Excerpted records:
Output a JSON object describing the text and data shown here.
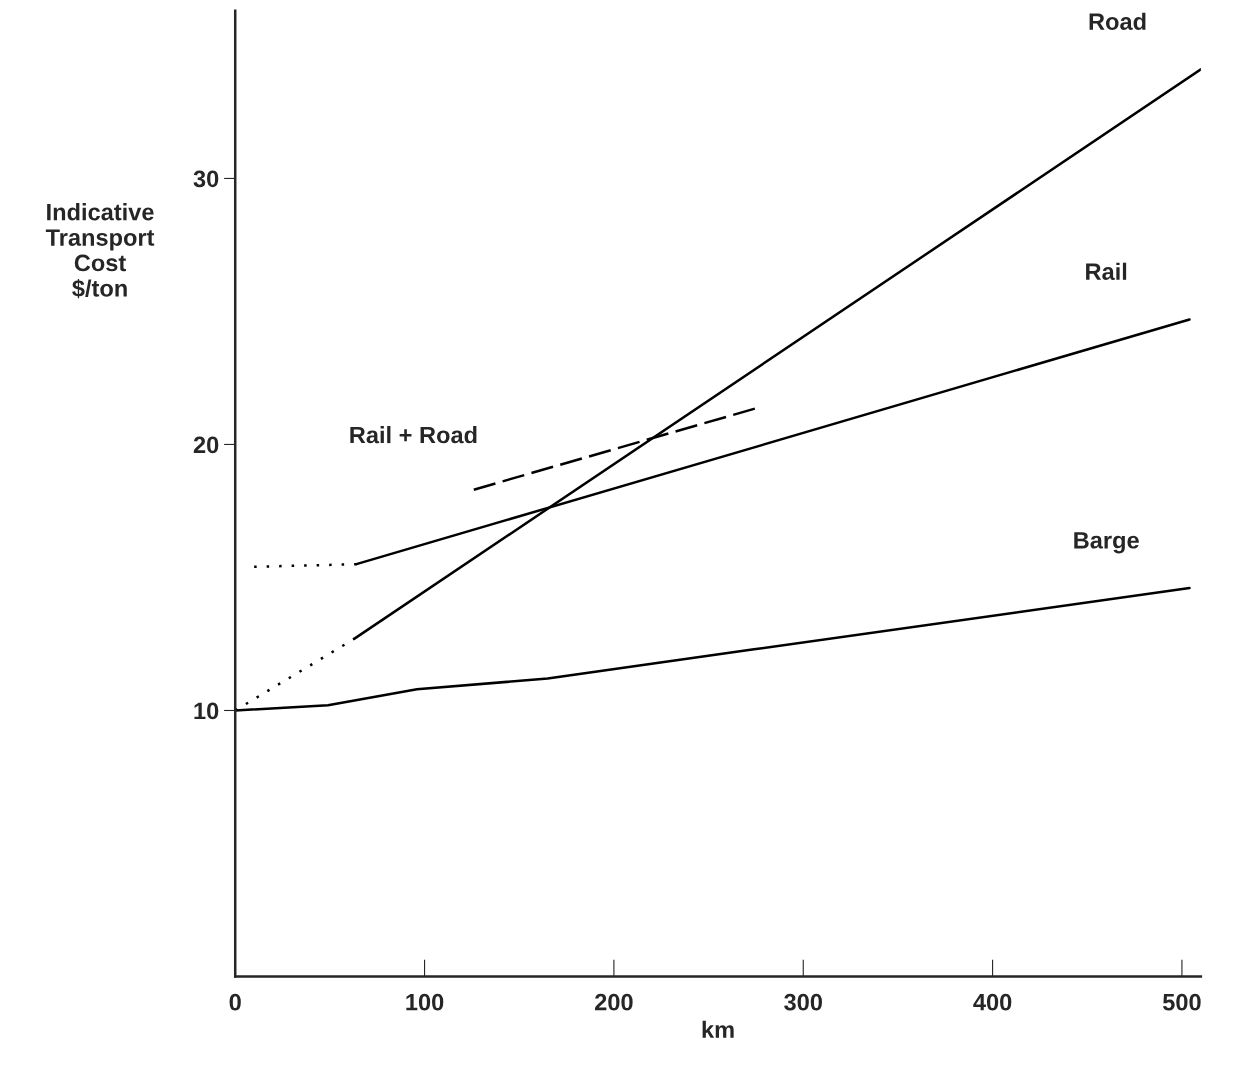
{
  "chart_data": {
    "type": "line",
    "xlabel": "km",
    "ylabel": "Indicative\nTransport\nCost\n$/ton",
    "xlim": [
      0,
      510
    ],
    "ylim": [
      0,
      36.3
    ],
    "xticks": [
      0,
      100,
      200,
      300,
      400,
      500
    ],
    "yticks": [
      10,
      20,
      30
    ],
    "grid": false,
    "legend": false,
    "marker": "none",
    "series": [
      {
        "name": "Road",
        "color": "#000000",
        "line_style": "solid",
        "x": [
          63,
          510
        ],
        "values": [
          12.7,
          34.1
        ]
      },
      {
        "color": "#000000",
        "line_style": "dotted",
        "x": [
          0,
          63
        ],
        "values": [
          10,
          12.7
        ]
      },
      {
        "name": "Rail",
        "color": "#000000",
        "line_style": "solid",
        "x": [
          64,
          504
        ],
        "values": [
          15.5,
          24.7
        ]
      },
      {
        "color": "#000000",
        "line_style": "dotted",
        "x": [
          10,
          64
        ],
        "values": [
          15.4,
          15.5
        ]
      },
      {
        "name": "Barge",
        "color": "#000000",
        "line_style": "solid",
        "x": [
          0,
          49,
          96,
          165,
          274,
          504
        ],
        "values": [
          10,
          10.2,
          10.8,
          11.2,
          12.3,
          14.6
        ]
      },
      {
        "name": "Rail + Road",
        "color": "#000000",
        "line_style": "dashed",
        "x": [
          126,
          277
        ],
        "values": [
          18.3,
          21.4
        ]
      }
    ]
  }
}
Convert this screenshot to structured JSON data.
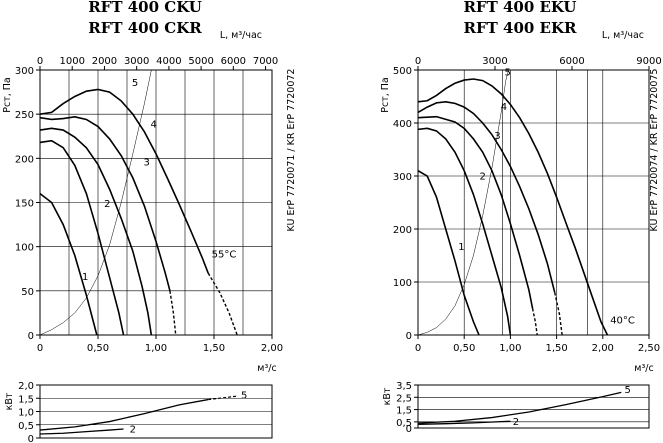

Written exercise: Give the count of lines in the listing that hold the word "name", with no other text.

Response to the exercise: 4